__RECORDED DATA__:
--- BEGIN ---

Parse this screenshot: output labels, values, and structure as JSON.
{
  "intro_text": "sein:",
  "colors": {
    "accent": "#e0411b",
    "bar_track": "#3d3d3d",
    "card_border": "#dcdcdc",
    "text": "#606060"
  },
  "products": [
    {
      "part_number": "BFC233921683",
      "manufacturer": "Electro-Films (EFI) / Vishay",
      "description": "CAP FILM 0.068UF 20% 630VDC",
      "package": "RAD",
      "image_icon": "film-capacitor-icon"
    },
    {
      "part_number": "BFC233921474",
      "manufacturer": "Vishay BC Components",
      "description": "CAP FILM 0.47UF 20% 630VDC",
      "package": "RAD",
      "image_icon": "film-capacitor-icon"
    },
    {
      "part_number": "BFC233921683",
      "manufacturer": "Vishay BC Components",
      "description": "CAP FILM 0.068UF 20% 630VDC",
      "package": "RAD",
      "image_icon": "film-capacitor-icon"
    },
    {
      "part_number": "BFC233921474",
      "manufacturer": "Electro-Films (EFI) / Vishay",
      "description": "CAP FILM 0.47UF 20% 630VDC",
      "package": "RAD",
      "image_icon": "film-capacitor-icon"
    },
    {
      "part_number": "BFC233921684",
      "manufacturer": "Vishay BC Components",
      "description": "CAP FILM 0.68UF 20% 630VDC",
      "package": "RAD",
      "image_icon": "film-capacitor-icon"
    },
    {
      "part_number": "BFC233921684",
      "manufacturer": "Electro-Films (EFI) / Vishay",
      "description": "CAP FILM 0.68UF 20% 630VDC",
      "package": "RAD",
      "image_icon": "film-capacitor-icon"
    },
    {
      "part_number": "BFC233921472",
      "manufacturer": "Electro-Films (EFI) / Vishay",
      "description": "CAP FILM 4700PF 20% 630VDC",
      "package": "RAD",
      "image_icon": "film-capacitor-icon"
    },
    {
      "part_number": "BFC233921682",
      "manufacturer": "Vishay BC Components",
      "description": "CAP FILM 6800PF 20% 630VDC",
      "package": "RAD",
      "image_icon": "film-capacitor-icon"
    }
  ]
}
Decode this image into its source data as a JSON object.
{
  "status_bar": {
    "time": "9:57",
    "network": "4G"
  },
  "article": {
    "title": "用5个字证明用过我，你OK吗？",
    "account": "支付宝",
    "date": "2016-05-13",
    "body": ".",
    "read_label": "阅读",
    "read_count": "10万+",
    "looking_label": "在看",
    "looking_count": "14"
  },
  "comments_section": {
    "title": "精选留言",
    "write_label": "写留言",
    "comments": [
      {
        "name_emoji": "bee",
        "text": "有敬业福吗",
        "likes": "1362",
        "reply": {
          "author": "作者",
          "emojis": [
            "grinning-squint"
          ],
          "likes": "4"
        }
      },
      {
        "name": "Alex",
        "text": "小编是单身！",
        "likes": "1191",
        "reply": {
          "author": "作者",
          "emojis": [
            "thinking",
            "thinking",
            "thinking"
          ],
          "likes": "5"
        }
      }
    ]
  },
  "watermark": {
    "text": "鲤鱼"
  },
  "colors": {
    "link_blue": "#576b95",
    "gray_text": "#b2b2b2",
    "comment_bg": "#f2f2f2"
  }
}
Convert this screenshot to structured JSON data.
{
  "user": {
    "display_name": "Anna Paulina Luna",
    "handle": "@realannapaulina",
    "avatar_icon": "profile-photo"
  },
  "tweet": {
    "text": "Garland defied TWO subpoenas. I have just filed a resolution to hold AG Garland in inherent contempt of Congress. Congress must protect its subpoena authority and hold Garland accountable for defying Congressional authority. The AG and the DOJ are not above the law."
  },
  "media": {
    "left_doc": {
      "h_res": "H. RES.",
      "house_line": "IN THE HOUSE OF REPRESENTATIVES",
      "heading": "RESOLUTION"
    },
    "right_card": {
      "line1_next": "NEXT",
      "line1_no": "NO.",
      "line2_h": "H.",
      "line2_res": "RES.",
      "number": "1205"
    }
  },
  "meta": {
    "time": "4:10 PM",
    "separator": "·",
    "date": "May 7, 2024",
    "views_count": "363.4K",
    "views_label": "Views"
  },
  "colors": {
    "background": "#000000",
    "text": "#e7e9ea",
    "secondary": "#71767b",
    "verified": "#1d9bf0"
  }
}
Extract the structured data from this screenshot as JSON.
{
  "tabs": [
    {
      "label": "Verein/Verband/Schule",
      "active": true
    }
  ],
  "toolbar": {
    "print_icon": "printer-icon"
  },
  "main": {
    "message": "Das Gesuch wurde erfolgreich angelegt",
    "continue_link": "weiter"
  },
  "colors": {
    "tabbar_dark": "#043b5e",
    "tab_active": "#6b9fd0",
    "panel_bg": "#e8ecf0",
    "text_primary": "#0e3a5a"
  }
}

--- END ---

__WHAT YOU ARE ASKED TO DO__:
Gather all lines of the records that include the word "JSON".

__RESPONSE__:
Parse this screenshot: output labels, values, and structure as JSON.
Decode this image into its source data as a JSON object.
Convert this screenshot to structured JSON data.
Extract the structured data from this screenshot as JSON.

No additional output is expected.